• _Aufgabendetails_:
Schreib jede Zeile der folgenden Auflistung als nummerierte Liste und lass dabei leere Zeilen weg.

• _Daten zur Aufgabe_:
____________________
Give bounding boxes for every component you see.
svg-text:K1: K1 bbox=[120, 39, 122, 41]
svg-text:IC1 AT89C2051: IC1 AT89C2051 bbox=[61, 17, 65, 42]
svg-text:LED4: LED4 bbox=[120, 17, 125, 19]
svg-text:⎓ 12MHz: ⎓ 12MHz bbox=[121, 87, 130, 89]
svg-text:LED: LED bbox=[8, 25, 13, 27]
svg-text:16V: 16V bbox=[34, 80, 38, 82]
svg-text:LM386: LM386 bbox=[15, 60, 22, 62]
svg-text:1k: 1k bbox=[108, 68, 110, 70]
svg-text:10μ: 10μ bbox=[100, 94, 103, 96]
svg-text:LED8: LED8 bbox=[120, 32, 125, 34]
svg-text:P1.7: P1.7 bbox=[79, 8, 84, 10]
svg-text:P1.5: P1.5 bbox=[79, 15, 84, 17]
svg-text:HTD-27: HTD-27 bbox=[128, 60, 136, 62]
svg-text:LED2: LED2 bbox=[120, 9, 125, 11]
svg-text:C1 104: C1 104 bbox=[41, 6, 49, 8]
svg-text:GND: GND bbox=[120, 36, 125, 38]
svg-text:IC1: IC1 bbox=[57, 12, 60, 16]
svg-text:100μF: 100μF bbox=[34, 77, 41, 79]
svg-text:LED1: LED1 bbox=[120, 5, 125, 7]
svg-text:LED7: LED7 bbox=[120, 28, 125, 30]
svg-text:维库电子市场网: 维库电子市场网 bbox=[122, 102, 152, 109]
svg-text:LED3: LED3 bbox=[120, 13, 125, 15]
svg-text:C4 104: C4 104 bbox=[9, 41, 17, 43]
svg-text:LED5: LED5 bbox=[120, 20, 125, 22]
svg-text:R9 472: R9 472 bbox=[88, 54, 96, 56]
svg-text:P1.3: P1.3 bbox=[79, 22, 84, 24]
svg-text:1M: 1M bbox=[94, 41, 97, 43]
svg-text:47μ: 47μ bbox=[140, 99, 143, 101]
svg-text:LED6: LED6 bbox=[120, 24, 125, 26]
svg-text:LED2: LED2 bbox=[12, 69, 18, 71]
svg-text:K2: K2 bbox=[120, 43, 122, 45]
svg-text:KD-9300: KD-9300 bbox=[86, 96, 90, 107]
____________________
• _Ergebnis der Übung_:
1. Give bounding boxes for every component you see.
2. svg-text:K1: K1 bbox=[120, 39, 122, 41]
3. svg-text:IC1 AT89C2051: IC1 AT89C2051 bbox=[61, 17, 65, 42]
4. svg-text:LED4: LED4 bbox=[120, 17, 125, 19]
5. svg-text:⎓ 12MHz: ⎓ 12MHz bbox=[121, 87, 130, 89]
6. svg-text:LED: LED bbox=[8, 25, 13, 27]
7. svg-text:16V: 16V bbox=[34, 80, 38, 82]
8. svg-text:LM386: LM386 bbox=[15, 60, 22, 62]
9. svg-text:1k: 1k bbox=[108, 68, 110, 70]
10. svg-text:10μ: 10μ bbox=[100, 94, 103, 96]
11. svg-text:LED8: LED8 bbox=[120, 32, 125, 34]
12. svg-text:P1.7: P1.7 bbox=[79, 8, 84, 10]
13. svg-text:P1.5: P1.5 bbox=[79, 15, 84, 17]
14. svg-text:HTD-27: HTD-27 bbox=[128, 60, 136, 62]
15. svg-text:LED2: LED2 bbox=[120, 9, 125, 11]
16. svg-text:C1 104: C1 104 bbox=[41, 6, 49, 8]
17. svg-text:GND: GND bbox=[120, 36, 125, 38]
18. svg-text:IC1: IC1 bbox=[57, 12, 60, 16]
19. svg-text:100μF: 100μF bbox=[34, 77, 41, 79]
20. svg-text:LED1: LED1 bbox=[120, 5, 125, 7]
21. svg-text:LED7: LED7 bbox=[120, 28, 125, 30]
22. svg-text:维库电子市场网: 维库电子市场网 bbox=[122, 102, 152, 109]
23. svg-text:LED3: LED3 bbox=[120, 13, 125, 15]
24. svg-text:C4 104: C4 104 bbox=[9, 41, 17, 43]
25. svg-text:LED5: LED5 bbox=[120, 20, 125, 22]
26. svg-text:R9 472: R9 472 bbox=[88, 54, 96, 56]
27. svg-text:P1.3: P1.3 bbox=[79, 22, 84, 24]
28. svg-text:1M: 1M bbox=[94, 41, 97, 43]
29. svg-text:47μ: 47μ bbox=[140, 99, 143, 101]
30. svg-text:LED6: LED6 bbox=[120, 24, 125, 26]
31. svg-text:LED2: LED2 bbox=[12, 69, 18, 71]
32. svg-text:K2: K2 bbox=[120, 43, 122, 45]
33. svg-text:KD-9300: KD-9300 bbox=[86, 96, 90, 107]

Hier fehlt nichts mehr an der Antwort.